* [Provided passage]

# Fly On The Hooch - 7/4/08



## deerfly (Mar 10, 2007)

After reading that prose, I can't wait for phishphoods next report.


----------



## McFly (Jan 17, 2007)

Another fine story. Very entertaining, and kept me "hooked" till the end, breaking only to reach for another chocolate chip cookie. :-[

Thanks!


----------



## tom_in_orl (Dec 9, 2006)

Great report. The Hooch is a fun place to go throw a fly line but the trout fishing can be tough. I never caught more than one or two each time I tried. A strike indicator helped a lot.


----------



## deerfly (Mar 10, 2007)

Tom, next time try a little kernel of corn, gets em' every time.  

Very scenic area and thats definitely a different kind of fly fishing than what we do around around here. Closest I've ever come to that is fly fishing for Artic Grayling midday while bowhunting for moose in Alaska. Gin clear water, swift current and lots of snags and rocks make for a tough presentation. And of course the fish are relatively small, in some cases really small, so its more about presentation and getting the strike than fighting the fish. 

Thats really cool that you got to experience it though and of course showing off your casting skills had to be kinda' fun too.


----------



## tom_in_orl (Dec 9, 2006)

> try a little kernel of corn, gets em' every time.


That would probably work with a roll cast. ;D


----------



## HaMm3r (Dec 11, 2006)

* [Data lines]
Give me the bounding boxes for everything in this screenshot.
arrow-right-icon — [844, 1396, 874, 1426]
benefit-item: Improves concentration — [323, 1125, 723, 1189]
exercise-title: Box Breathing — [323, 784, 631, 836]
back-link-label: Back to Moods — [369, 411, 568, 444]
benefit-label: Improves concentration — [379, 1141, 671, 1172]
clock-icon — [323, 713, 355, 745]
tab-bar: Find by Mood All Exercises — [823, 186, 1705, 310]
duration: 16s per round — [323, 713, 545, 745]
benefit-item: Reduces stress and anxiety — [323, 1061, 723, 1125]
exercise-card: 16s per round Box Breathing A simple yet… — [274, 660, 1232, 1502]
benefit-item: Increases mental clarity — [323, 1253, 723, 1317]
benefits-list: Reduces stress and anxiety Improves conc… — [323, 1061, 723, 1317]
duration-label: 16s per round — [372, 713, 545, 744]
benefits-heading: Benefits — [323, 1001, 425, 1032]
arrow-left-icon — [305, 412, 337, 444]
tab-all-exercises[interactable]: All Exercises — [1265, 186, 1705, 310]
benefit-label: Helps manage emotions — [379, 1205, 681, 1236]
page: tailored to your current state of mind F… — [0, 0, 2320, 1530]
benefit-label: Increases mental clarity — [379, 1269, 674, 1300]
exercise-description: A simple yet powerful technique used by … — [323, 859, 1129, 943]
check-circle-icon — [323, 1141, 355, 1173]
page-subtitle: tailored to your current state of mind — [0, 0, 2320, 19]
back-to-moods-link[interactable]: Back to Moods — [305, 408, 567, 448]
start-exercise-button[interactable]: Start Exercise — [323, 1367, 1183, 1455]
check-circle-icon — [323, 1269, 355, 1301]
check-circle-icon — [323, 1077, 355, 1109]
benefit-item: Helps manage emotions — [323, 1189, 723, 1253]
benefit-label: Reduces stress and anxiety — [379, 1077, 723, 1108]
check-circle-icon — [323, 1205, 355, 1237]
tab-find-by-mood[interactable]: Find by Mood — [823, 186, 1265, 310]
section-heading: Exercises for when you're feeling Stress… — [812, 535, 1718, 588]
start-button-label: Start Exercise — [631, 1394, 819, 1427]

* [Exercise brief]
Reproduce the forum thread above from "Very scenic area" up to and including "kinda' fun too.", replacing "moose" with "caribou".

* [Worked solution]
Very scenic area and thats definitely a different kind of fly fishing than what we do around around here. Closest I've ever come to that is fly fishing for Artic Grayling midday while bowhunting for caribou in Alaska. Gin clear water, swift current and lots of snags and rocks make for a tough presentation. And of course the fish are relatively small, in some cases really small, so its more about presentation and getting the strike than fighting the fish. 

Thats really cool that you got to experience it though and of course showing off your casting skills had to be kinda' fun too.